--- Begin Records provided ---
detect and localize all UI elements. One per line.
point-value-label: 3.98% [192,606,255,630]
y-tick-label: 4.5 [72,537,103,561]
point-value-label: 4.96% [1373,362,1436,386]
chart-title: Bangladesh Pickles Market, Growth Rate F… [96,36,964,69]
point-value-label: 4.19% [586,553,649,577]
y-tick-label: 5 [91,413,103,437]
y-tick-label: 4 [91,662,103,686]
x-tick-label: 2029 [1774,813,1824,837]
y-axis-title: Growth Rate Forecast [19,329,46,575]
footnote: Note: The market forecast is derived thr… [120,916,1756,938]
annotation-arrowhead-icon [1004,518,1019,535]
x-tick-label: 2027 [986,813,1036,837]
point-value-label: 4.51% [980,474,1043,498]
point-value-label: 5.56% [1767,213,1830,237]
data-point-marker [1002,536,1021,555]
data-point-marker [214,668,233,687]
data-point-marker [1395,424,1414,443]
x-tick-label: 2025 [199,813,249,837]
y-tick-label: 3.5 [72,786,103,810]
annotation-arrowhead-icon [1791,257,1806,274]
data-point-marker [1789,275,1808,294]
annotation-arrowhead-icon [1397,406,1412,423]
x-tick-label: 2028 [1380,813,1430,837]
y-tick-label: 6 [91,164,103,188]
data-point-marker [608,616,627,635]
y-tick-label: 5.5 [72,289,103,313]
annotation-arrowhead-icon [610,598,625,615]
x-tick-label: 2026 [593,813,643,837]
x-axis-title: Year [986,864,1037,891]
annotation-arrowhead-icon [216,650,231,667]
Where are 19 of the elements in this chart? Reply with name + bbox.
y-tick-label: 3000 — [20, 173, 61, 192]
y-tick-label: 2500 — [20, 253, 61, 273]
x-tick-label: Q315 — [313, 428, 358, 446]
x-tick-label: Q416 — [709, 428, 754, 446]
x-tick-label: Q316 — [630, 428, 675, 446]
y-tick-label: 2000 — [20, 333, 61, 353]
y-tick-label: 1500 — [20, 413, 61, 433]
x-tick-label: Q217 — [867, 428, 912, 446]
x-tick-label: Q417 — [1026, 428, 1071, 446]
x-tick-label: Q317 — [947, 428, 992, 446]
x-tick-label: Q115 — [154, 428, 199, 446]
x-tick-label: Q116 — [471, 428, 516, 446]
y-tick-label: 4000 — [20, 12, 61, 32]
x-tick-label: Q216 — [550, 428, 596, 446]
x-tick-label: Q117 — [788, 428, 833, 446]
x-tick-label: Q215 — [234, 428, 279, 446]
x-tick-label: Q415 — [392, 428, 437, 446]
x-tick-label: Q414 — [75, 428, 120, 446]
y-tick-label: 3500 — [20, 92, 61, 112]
--- End Records provided ---
Aim => Copy out every line of the data above, character for character and with no changes.

Response =>
detect and localize all UI elements. One per line.
point-value-label: 3.98% [192,606,255,630]
y-tick-label: 4.5 [72,537,103,561]
point-value-label: 4.96% [1373,362,1436,386]
chart-title: Bangladesh Pickles Market, Growth Rate F… [96,36,964,69]
point-value-label: 4.19% [586,553,649,577]
y-tick-label: 5 [91,413,103,437]
y-tick-label: 4 [91,662,103,686]
x-tick-label: 2029 [1774,813,1824,837]
y-axis-title: Growth Rate Forecast [19,329,46,575]
footnote: Note: The market forecast is derived thr… [120,916,1756,938]
annotation-arrowhead-icon [1004,518,1019,535]
x-tick-label: 2027 [986,813,1036,837]
point-value-label: 4.51% [980,474,1043,498]
point-value-label: 5.56% [1767,213,1830,237]
data-point-marker [1002,536,1021,555]
data-point-marker [214,668,233,687]
data-point-marker [1395,424,1414,443]
x-tick-label: 2025 [199,813,249,837]
y-tick-label: 3.5 [72,786,103,810]
annotation-arrowhead-icon [1791,257,1806,274]
data-point-marker [1789,275,1808,294]
annotation-arrowhead-icon [1397,406,1412,423]
x-tick-label: 2028 [1380,813,1430,837]
y-tick-label: 6 [91,164,103,188]
data-point-marker [608,616,627,635]
y-tick-label: 5.5 [72,289,103,313]
annotation-arrowhead-icon [610,598,625,615]
x-tick-label: 2026 [593,813,643,837]
x-axis-title: Year [986,864,1037,891]
annotation-arrowhead-icon [216,650,231,667]
Where are 19 of the elements in this chart? Reply with name + bbox.
y-tick-label: 3000 — [20, 173, 61, 192]
y-tick-label: 2500 — [20, 253, 61, 273]
x-tick-label: Q315 — [313, 428, 358, 446]
x-tick-label: Q416 — [709, 428, 754, 446]
x-tick-label: Q316 — [630, 428, 675, 446]
y-tick-label: 2000 — [20, 333, 61, 353]
y-tick-label: 1500 — [20, 413, 61, 433]
x-tick-label: Q217 — [867, 428, 912, 446]
x-tick-label: Q417 — [1026, 428, 1071, 446]
x-tick-label: Q317 — [947, 428, 992, 446]
x-tick-label: Q115 — [154, 428, 199, 446]
x-tick-label: Q116 — [471, 428, 516, 446]
y-tick-label: 4000 — [20, 12, 61, 32]
x-tick-label: Q216 — [550, 428, 596, 446]
x-tick-label: Q117 — [788, 428, 833, 446]
x-tick-label: Q215 — [234, 428, 279, 446]
x-tick-label: Q415 — [392, 428, 437, 446]
x-tick-label: Q414 — [75, 428, 120, 446]
y-tick-label: 3500 — [20, 92, 61, 112]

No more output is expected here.